▸ **Written problem**: Give all the lines below again, exactly, with no pictures.

___ Material for the task ___

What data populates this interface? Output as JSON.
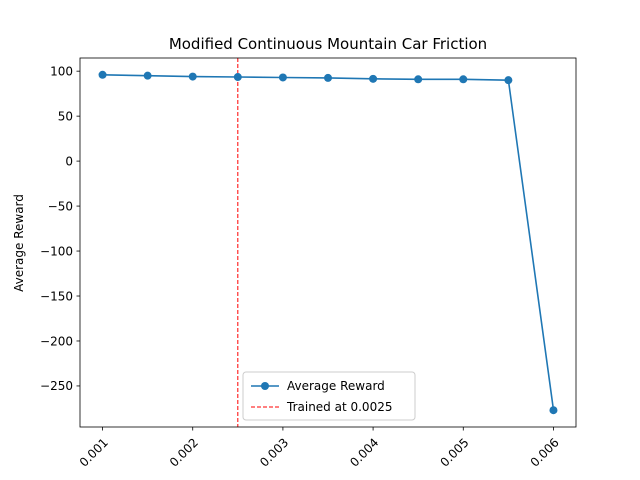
{
  "chart_data": {
    "type": "line",
    "title": "Modified Continuous Mountain Car Friction",
    "xlabel": "",
    "ylabel": "Average Reward",
    "x": [
      0.001,
      0.0015,
      0.002,
      0.0025,
      0.003,
      0.0035,
      0.004,
      0.0045,
      0.005,
      0.0055,
      0.006
    ],
    "series": [
      {
        "name": "Average Reward",
        "color": "#1f77b4",
        "marker": "circle",
        "values": [
          96,
          95,
          94,
          93.5,
          93,
          92.5,
          91.5,
          91,
          91,
          90,
          -277
        ]
      }
    ],
    "reference_line": {
      "name": "Trained at 0.0025",
      "x": 0.0025,
      "color": "#ff0000",
      "style": "dashed"
    },
    "xlim": [
      0.00075,
      0.00625
    ],
    "ylim": [
      -295.65,
      114.65
    ],
    "xticks": [
      0.001,
      0.002,
      0.003,
      0.004,
      0.005,
      0.006
    ],
    "xtick_labels": [
      "0.001",
      "0.002",
      "0.003",
      "0.004",
      "0.005",
      "0.006"
    ],
    "yticks": [
      100,
      50,
      0,
      -50,
      -100,
      -150,
      -200,
      -250
    ],
    "ytick_labels": [
      "100",
      "50",
      "0",
      "−50",
      "−100",
      "−150",
      "−200",
      "−250"
    ],
    "legend_position": "lower center",
    "grid": false
  }
}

___

▸ **Exercise output**:
What data populates this interface? Output as JSON.
{
  "chart_data": {
    "type": "line",
    "title": "Modified Continuous Mountain Car Friction",
    "xlabel": "",
    "ylabel": "Average Reward",
    "x": [
      0.001,
      0.0015,
      0.002,
      0.0025,
      0.003,
      0.0035,
      0.004,
      0.0045,
      0.005,
      0.0055,
      0.006
    ],
    "series": [
      {
        "name": "Average Reward",
        "color": "#1f77b4",
        "marker": "circle",
        "values": [
          96,
          95,
          94,
          93.5,
          93,
          92.5,
          91.5,
          91,
          91,
          90,
          -277
        ]
      }
    ],
    "reference_line": {
      "name": "Trained at 0.0025",
      "x": 0.0025,
      "color": "#ff0000",
      "style": "dashed"
    },
    "xlim": [
      0.00075,
      0.00625
    ],
    "ylim": [
      -295.65,
      114.65
    ],
    "xticks": [
      0.001,
      0.002,
      0.003,
      0.004,
      0.005,
      0.006
    ],
    "xtick_labels": [
      "0.001",
      "0.002",
      "0.003",
      "0.004",
      "0.005",
      "0.006"
    ],
    "yticks": [
      100,
      50,
      0,
      -50,
      -100,
      -150,
      -200,
      -250
    ],
    "ytick_labels": [
      "100",
      "50",
      "0",
      "−50",
      "−100",
      "−150",
      "−200",
      "−250"
    ],
    "legend_position": "lower center",
    "grid": false
  }
}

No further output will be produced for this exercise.